Collected data:
* * * * *

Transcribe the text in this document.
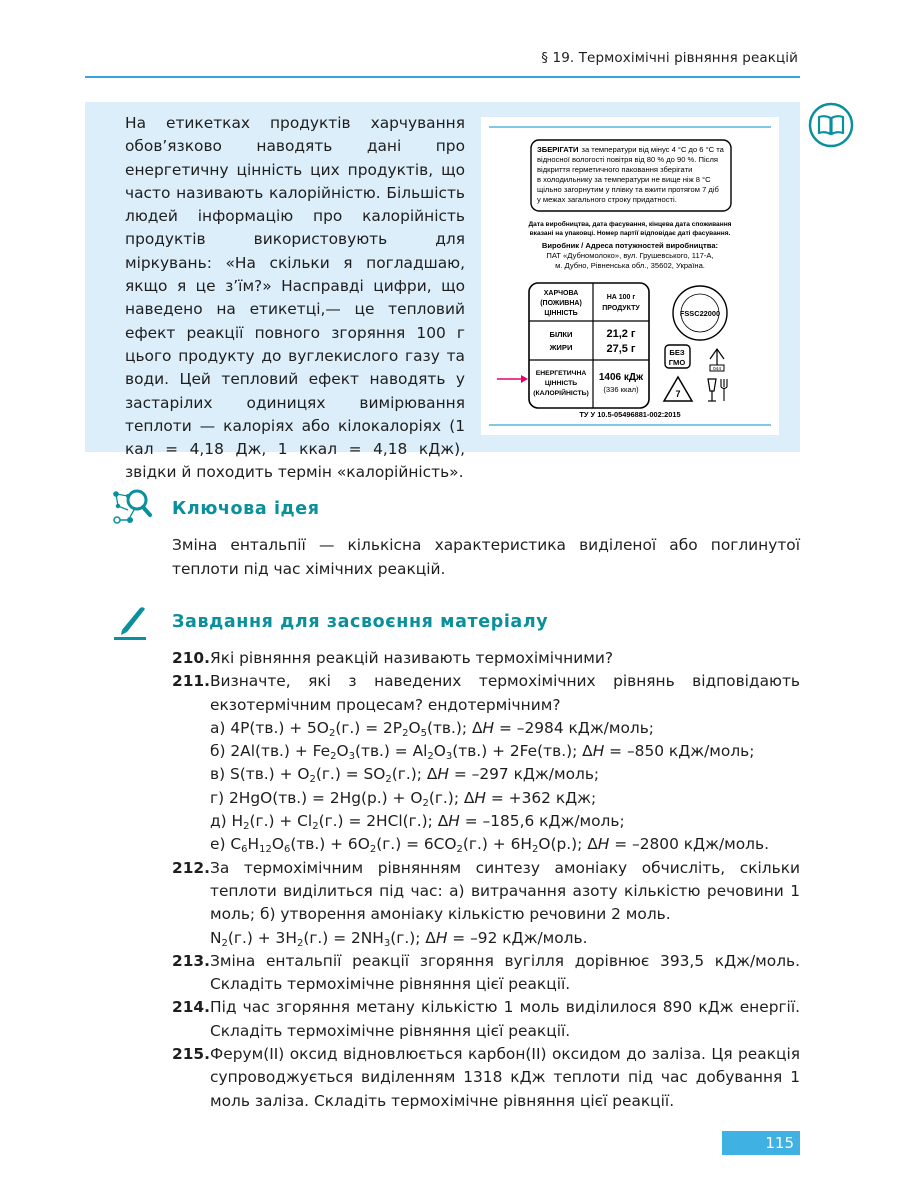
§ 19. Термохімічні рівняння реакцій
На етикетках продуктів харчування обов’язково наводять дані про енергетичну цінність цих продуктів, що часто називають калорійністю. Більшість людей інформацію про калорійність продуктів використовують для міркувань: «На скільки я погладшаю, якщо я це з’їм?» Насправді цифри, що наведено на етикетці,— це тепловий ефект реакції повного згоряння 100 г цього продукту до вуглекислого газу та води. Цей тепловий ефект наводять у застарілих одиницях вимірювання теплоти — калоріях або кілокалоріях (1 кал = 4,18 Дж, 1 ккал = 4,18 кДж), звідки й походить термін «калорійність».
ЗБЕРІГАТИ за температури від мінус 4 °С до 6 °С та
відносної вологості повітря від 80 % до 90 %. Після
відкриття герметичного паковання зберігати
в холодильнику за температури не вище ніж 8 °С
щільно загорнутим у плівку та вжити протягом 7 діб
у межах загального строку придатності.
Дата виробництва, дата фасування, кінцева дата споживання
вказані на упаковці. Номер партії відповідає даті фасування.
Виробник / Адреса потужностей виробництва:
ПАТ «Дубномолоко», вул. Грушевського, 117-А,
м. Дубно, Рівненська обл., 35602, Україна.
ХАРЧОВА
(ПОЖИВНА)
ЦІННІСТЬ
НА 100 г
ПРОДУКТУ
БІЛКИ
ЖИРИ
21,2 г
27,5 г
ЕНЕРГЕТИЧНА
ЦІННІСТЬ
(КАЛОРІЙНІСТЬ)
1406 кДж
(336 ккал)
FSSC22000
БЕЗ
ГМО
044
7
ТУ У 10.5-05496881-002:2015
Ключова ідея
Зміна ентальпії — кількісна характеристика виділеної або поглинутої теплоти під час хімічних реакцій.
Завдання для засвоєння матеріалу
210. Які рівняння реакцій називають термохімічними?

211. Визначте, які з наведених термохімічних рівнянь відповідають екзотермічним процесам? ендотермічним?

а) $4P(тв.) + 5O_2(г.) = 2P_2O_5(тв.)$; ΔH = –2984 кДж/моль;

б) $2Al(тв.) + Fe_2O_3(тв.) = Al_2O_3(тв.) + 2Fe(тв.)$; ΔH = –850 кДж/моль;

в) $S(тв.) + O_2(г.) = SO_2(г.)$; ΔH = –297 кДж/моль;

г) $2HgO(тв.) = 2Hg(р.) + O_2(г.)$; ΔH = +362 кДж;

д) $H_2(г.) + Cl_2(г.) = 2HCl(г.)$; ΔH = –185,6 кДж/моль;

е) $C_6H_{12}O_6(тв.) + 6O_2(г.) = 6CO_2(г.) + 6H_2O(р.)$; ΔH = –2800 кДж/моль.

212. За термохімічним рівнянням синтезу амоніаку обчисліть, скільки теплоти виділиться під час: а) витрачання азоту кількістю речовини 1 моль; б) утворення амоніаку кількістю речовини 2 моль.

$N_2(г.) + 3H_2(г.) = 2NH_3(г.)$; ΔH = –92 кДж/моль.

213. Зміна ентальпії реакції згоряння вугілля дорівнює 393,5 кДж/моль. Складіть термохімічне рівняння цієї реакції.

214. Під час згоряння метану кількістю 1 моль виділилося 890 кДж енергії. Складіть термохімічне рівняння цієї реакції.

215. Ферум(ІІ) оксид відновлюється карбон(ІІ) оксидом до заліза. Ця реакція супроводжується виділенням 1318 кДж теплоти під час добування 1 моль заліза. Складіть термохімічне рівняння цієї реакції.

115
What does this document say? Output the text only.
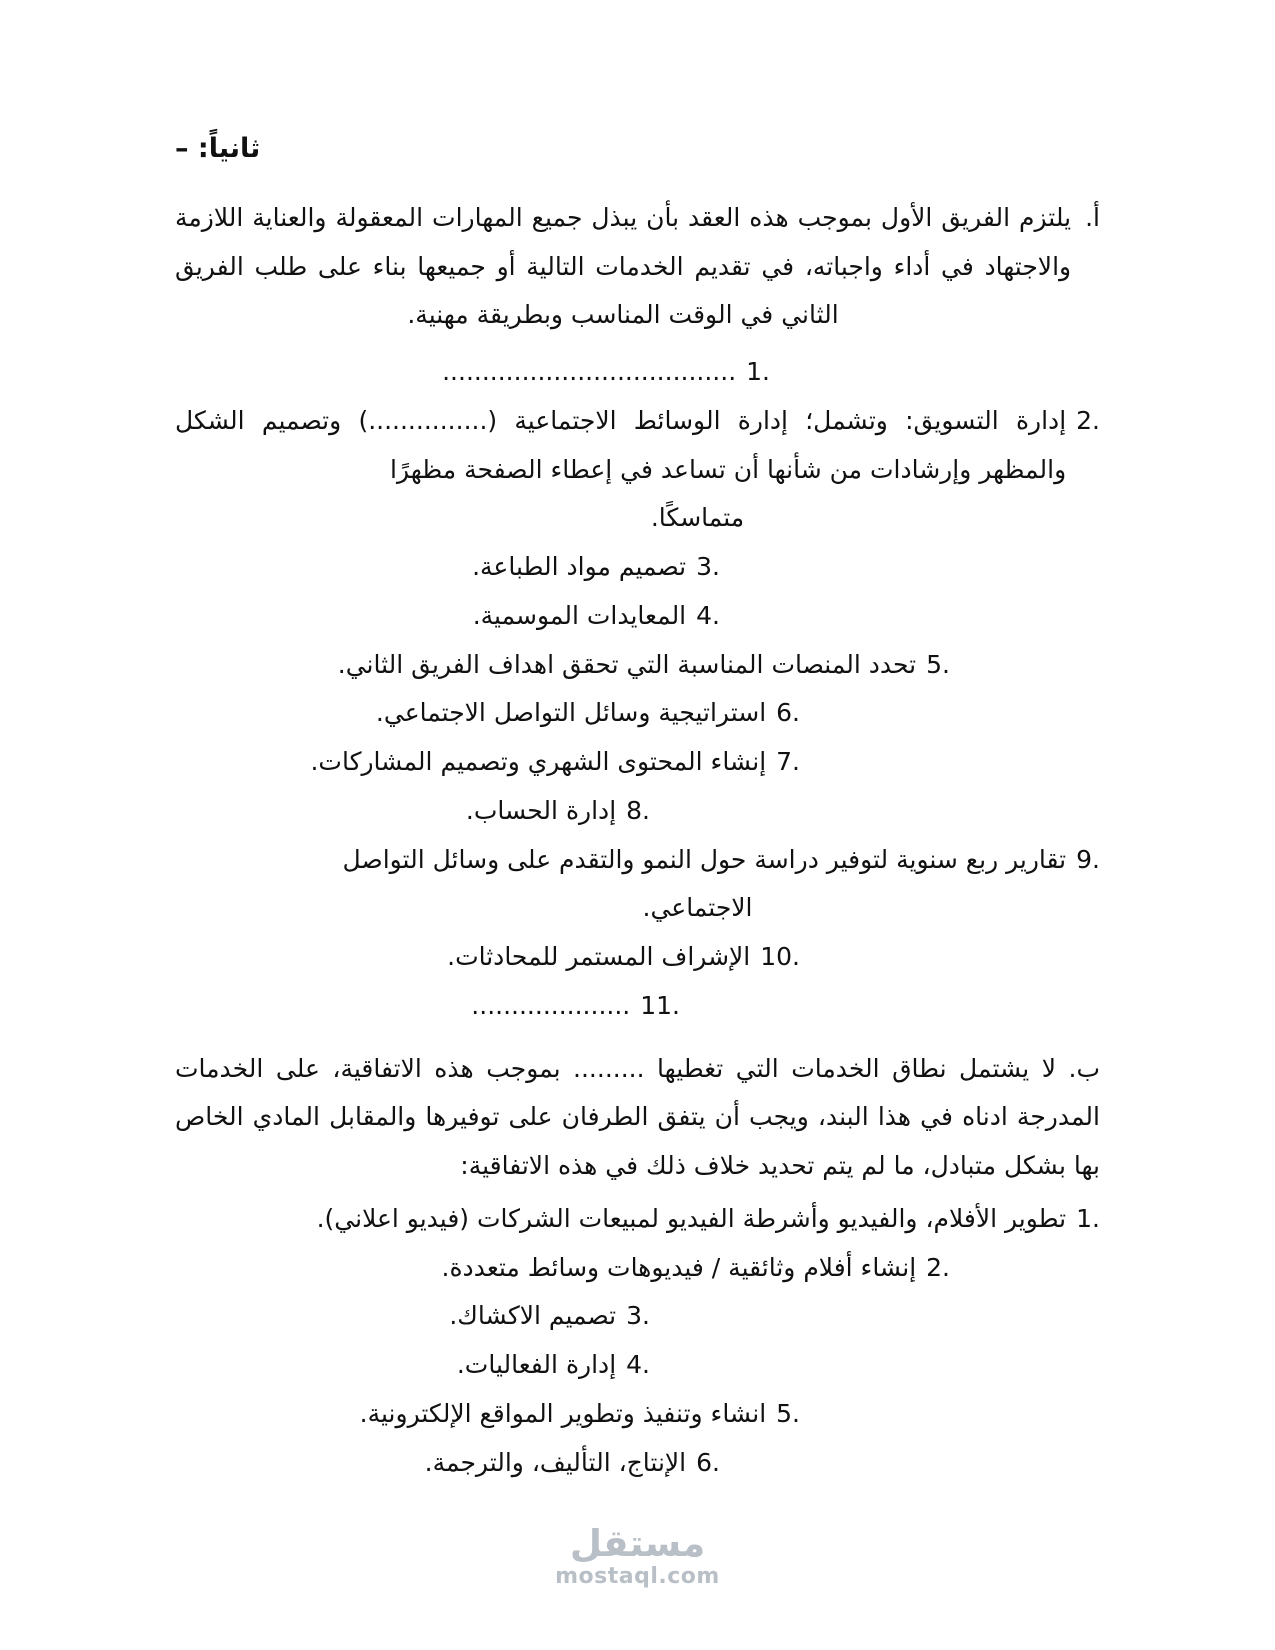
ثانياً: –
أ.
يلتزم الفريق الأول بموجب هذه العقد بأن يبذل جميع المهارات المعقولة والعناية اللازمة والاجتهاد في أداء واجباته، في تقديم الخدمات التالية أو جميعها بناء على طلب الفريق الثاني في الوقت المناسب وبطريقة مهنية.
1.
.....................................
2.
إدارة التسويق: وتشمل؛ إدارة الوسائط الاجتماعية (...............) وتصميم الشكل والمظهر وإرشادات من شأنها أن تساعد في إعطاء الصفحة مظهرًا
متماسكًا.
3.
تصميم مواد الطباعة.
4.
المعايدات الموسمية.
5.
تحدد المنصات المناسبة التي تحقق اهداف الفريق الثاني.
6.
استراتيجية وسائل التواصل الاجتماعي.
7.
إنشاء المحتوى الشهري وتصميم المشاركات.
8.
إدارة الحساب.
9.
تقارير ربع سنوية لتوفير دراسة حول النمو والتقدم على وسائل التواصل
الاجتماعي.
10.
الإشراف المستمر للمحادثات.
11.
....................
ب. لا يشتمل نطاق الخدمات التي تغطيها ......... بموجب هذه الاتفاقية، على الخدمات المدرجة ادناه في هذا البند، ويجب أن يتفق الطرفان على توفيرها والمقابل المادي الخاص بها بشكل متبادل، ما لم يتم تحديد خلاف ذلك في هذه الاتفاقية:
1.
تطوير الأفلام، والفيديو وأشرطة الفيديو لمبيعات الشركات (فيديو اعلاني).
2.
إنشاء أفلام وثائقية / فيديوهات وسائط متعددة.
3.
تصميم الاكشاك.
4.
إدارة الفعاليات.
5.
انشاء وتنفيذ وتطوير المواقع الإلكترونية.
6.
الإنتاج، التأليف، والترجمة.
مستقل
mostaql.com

* * * * *

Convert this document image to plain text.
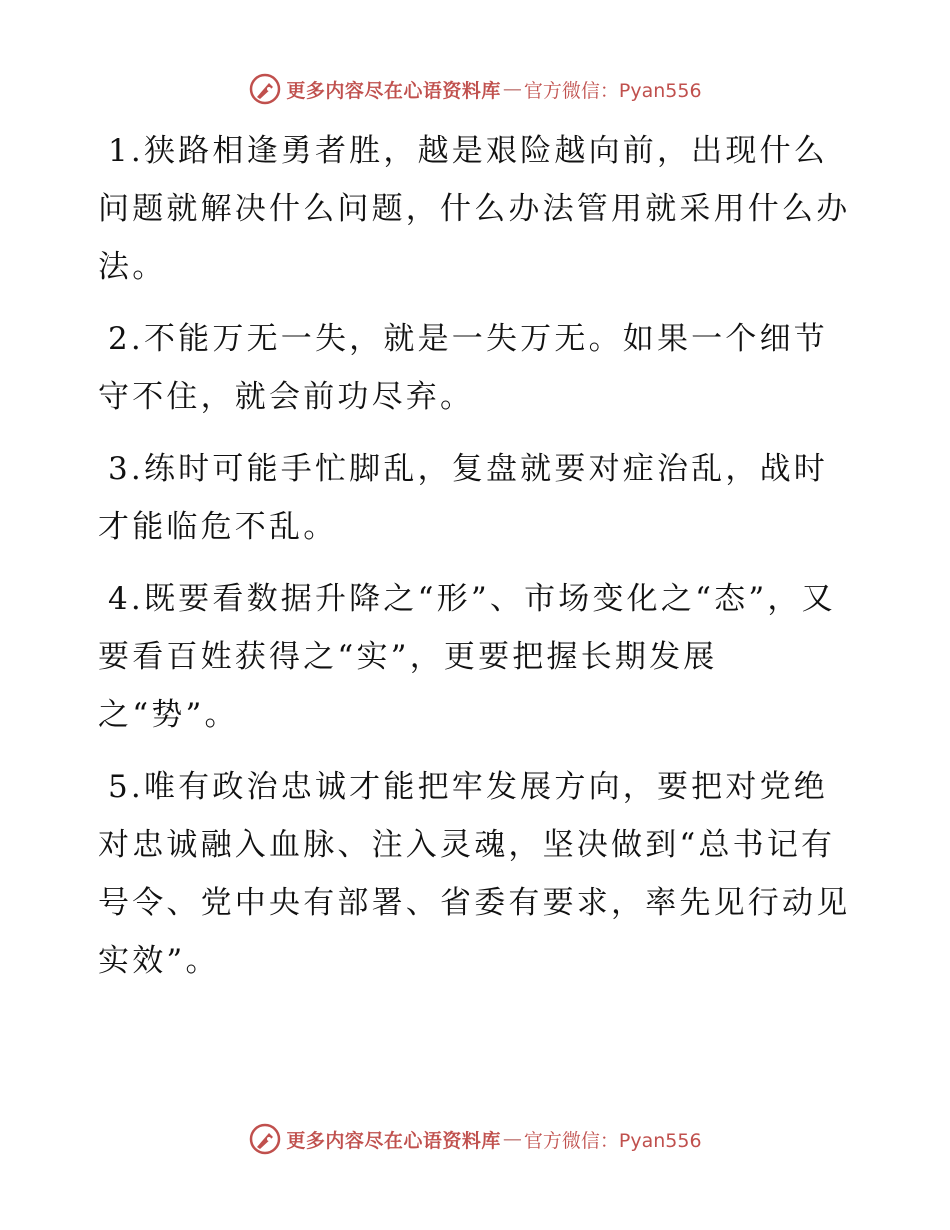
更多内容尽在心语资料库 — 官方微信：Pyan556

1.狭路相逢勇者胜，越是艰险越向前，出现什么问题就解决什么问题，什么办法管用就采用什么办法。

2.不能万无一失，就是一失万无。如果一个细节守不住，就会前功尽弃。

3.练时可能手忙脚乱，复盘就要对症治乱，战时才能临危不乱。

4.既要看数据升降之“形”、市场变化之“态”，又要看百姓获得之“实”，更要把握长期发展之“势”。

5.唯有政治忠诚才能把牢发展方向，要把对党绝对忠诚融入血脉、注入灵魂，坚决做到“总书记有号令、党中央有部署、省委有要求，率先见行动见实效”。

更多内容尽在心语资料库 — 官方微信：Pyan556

* * * * *

Collect the complete line wherever the string "الثاني" appears in the records.

يلتزم الفريق الأول بموجب هذه العقد بأن يبذل جميع المهارات المعقولة والعناية اللازمة والاجتهاد في أداء واجباته، في تقديم الخدمات التالية أو جميعها بناء على طلب الفريق الثاني في الوقت المناسب وبطريقة مهنية.
تحدد المنصات المناسبة التي تحقق اهداف الفريق الثاني.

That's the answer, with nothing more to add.